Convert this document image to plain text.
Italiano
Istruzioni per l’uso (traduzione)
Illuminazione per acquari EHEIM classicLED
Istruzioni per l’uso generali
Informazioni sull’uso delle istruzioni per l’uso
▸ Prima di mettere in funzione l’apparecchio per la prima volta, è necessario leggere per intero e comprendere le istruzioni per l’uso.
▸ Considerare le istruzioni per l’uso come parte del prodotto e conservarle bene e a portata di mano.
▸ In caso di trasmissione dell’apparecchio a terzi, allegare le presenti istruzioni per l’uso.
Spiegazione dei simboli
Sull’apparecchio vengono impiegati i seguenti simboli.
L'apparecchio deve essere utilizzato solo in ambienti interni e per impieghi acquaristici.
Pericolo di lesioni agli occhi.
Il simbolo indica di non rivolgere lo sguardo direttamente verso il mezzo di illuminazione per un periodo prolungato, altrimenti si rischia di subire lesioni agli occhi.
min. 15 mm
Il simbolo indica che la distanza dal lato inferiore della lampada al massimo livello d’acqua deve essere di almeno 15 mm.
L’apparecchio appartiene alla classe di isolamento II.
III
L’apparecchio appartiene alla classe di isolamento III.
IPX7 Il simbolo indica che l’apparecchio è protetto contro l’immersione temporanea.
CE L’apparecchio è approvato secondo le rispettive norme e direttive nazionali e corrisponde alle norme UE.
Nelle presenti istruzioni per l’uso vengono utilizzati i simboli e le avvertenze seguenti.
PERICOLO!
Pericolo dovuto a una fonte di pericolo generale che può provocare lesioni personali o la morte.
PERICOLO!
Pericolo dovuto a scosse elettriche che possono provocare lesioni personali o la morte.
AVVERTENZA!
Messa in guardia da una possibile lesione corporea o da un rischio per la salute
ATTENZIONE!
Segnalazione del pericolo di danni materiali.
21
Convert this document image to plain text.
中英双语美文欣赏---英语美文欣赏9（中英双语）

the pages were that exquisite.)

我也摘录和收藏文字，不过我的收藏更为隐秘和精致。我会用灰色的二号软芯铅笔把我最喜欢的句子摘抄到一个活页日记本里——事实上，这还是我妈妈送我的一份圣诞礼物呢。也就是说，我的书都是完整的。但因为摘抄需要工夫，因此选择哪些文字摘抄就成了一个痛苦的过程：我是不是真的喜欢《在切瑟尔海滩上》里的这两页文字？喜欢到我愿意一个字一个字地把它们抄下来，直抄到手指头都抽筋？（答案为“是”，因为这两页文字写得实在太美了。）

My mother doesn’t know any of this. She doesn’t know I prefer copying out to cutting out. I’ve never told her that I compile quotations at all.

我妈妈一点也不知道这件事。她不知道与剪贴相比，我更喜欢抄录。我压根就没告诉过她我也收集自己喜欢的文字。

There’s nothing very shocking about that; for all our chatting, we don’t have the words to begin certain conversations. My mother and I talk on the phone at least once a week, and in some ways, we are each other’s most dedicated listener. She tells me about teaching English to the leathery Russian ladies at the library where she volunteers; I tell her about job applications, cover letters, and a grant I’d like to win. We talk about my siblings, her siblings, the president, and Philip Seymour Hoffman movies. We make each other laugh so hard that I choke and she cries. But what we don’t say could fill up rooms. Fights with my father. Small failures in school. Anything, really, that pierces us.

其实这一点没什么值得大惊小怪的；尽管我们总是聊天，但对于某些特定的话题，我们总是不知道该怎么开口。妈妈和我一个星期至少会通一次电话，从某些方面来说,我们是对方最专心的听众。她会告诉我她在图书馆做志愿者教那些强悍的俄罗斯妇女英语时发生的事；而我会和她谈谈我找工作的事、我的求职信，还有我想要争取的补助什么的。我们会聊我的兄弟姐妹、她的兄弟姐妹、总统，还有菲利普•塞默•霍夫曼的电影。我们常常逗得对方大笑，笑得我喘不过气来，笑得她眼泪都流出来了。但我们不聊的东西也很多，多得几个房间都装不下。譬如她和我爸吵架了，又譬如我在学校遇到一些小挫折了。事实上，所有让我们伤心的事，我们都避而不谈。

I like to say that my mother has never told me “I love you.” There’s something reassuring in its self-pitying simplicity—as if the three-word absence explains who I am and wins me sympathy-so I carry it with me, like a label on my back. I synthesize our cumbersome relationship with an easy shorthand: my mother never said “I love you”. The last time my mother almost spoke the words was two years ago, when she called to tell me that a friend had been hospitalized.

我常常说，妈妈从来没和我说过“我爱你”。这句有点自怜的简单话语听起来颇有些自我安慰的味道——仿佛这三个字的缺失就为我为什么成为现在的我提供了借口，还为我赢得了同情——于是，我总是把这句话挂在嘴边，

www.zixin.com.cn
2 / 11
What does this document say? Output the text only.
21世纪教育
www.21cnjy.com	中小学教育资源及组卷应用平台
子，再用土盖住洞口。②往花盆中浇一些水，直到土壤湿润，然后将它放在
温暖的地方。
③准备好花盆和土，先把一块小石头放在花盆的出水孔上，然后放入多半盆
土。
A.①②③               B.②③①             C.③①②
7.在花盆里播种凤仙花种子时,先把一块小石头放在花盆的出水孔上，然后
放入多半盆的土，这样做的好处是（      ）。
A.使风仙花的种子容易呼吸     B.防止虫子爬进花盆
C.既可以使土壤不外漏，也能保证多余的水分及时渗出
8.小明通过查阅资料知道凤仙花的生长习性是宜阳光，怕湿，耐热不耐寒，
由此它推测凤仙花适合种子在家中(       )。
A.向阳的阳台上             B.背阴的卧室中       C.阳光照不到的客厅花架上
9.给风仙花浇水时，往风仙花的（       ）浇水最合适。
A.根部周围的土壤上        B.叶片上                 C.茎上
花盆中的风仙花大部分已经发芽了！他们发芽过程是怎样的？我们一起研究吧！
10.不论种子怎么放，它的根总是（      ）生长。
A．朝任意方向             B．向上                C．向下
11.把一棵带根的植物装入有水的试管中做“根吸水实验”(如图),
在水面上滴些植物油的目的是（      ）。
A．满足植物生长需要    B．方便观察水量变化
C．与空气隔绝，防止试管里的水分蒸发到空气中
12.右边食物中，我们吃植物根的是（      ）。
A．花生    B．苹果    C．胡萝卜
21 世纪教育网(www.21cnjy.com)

▬▬▬▬▬▬

Exercise description: Repeat every entry word for word.

Solution:
Convert this document image to plain text.
Italiano
Istruzioni per l’uso (traduzione)
Illuminazione per acquari EHEIM classicLED
Istruzioni per l’uso generali
Informazioni sull’uso delle istruzioni per l’uso
▸ Prima di mettere in funzione l’apparecchio per la prima volta, è necessario leggere per intero e comprendere le istruzioni per l’uso.
▸ Considerare le istruzioni per l’uso come parte del prodotto e conservarle bene e a portata di mano.
▸ In caso di trasmissione dell’apparecchio a terzi, allegare le presenti istruzioni per l’uso.
Spiegazione dei simboli
Sull’apparecchio vengono impiegati i seguenti simboli.
L'apparecchio deve essere utilizzato solo in ambienti interni e per impieghi acquaristici.
Pericolo di lesioni agli occhi.
Il simbolo indica di non rivolgere lo sguardo direttamente verso il mezzo di illuminazione per un periodo prolungato, altrimenti si rischia di subire lesioni agli occhi.
min. 15 mm
Il simbolo indica che la distanza dal lato inferiore della lampada al massimo livello d’acqua deve essere di almeno 15 mm.
L’apparecchio appartiene alla classe di isolamento II.
III
L’apparecchio appartiene alla classe di isolamento III.
IPX7 Il simbolo indica che l’apparecchio è protetto contro l’immersione temporanea.
CE L’apparecchio è approvato secondo le rispettive norme e direttive nazionali e corrisponde alle norme UE.
Nelle presenti istruzioni per l’uso vengono utilizzati i simboli e le avvertenze seguenti.
PERICOLO!
Pericolo dovuto a una fonte di pericolo generale che può provocare lesioni personali o la morte.
PERICOLO!
Pericolo dovuto a scosse elettriche che possono provocare lesioni personali o la morte.
AVVERTENZA!
Messa in guardia da una possibile lesione corporea o da un rischio per la salute
ATTENZIONE!
Segnalazione del pericolo di danni materiali.
21
Convert this document image to plain text.
中英双语美文欣赏---英语美文欣赏9（中英双语）

the pages were that exquisite.)

我也摘录和收藏文字，不过我的收藏更为隐秘和精致。我会用灰色的二号软芯铅笔把我最喜欢的句子摘抄到一个活页日记本里——事实上，这还是我妈妈送我的一份圣诞礼物呢。也就是说，我的书都是完整的。但因为摘抄需要工夫，因此选择哪些文字摘抄就成了一个痛苦的过程：我是不是真的喜欢《在切瑟尔海滩上》里的这两页文字？喜欢到我愿意一个字一个字地把它们抄下来，直抄到手指头都抽筋？（答案为“是”，因为这两页文字写得实在太美了。）

My mother doesn’t know any of this. She doesn’t know I prefer copying out to cutting out. I’ve never told her that I compile quotations at all.

我妈妈一点也不知道这件事。她不知道与剪贴相比，我更喜欢抄录。我压根就没告诉过她我也收集自己喜欢的文字。

There’s nothing very shocking about that; for all our chatting, we don’t have the words to begin certain conversations. My mother and I talk on the phone at least once a week, and in some ways, we are each other’s most dedicated listener. She tells me about teaching English to the leathery Russian ladies at the library where she volunteers; I tell her about job applications, cover letters, and a grant I’d like to win. We talk about my siblings, her siblings, the president, and Philip Seymour Hoffman movies. We make each other laugh so hard that I choke and she cries. But what we don’t say could fill up rooms. Fights with my father. Small failures in school. Anything, really, that pierces us.

其实这一点没什么值得大惊小怪的；尽管我们总是聊天，但对于某些特定的话题，我们总是不知道该怎么开口。妈妈和我一个星期至少会通一次电话，从某些方面来说,我们是对方最专心的听众。她会告诉我她在图书馆做志愿者教那些强悍的俄罗斯妇女英语时发生的事；而我会和她谈谈我找工作的事、我的求职信，还有我想要争取的补助什么的。我们会聊我的兄弟姐妹、她的兄弟姐妹、总统，还有菲利普•塞默•霍夫曼的电影。我们常常逗得对方大笑，笑得我喘不过气来，笑得她眼泪都流出来了。但我们不聊的东西也很多，多得几个房间都装不下。譬如她和我爸吵架了，又譬如我在学校遇到一些小挫折了。事实上，所有让我们伤心的事，我们都避而不谈。

I like to say that my mother has never told me “I love you.” There’s something reassuring in its self-pitying simplicity—as if the three-word absence explains who I am and wins me sympathy-so I carry it with me, like a label on my back. I synthesize our cumbersome relationship with an easy shorthand: my mother never said “I love you”. The last time my mother almost spoke the words was two years ago, when she called to tell me that a friend had been hospitalized.

我常常说，妈妈从来没和我说过“我爱你”。这句有点自怜的简单话语听起来颇有些自我安慰的味道——仿佛这三个字的缺失就为我为什么成为现在的我提供了借口，还为我赢得了同情——于是，我总是把这句话挂在嘴边，

www.zixin.com.cn
2 / 11
What does this document say? Output the text only.
21世纪教育
www.21cnjy.com	中小学教育资源及组卷应用平台
子，再用土盖住洞口。②往花盆中浇一些水，直到土壤湿润，然后将它放在
温暖的地方。
③准备好花盆和土，先把一块小石头放在花盆的出水孔上，然后放入多半盆
土。
A.①②③               B.②③①             C.③①②
7.在花盆里播种凤仙花种子时,先把一块小石头放在花盆的出水孔上，然后
放入多半盆的土，这样做的好处是（      ）。
A.使风仙花的种子容易呼吸     B.防止虫子爬进花盆
C.既可以使土壤不外漏，也能保证多余的水分及时渗出
8.小明通过查阅资料知道凤仙花的生长习性是宜阳光，怕湿，耐热不耐寒，
由此它推测凤仙花适合种子在家中(       )。
A.向阳的阳台上             B.背阴的卧室中       C.阳光照不到的客厅花架上
9.给风仙花浇水时，往风仙花的（       ）浇水最合适。
A.根部周围的土壤上        B.叶片上                 C.茎上
花盆中的风仙花大部分已经发芽了！他们发芽过程是怎样的？我们一起研究吧！
10.不论种子怎么放，它的根总是（      ）生长。
A．朝任意方向             B．向上                C．向下
11.把一棵带根的植物装入有水的试管中做“根吸水实验”(如图),
在水面上滴些植物油的目的是（      ）。
A．满足植物生长需要    B．方便观察水量变化
C．与空气隔绝，防止试管里的水分蒸发到空气中
12.右边食物中，我们吃植物根的是（      ）。
A．花生    B．苹果    C．胡萝卜
21 世纪教育网(www.21cnjy.com)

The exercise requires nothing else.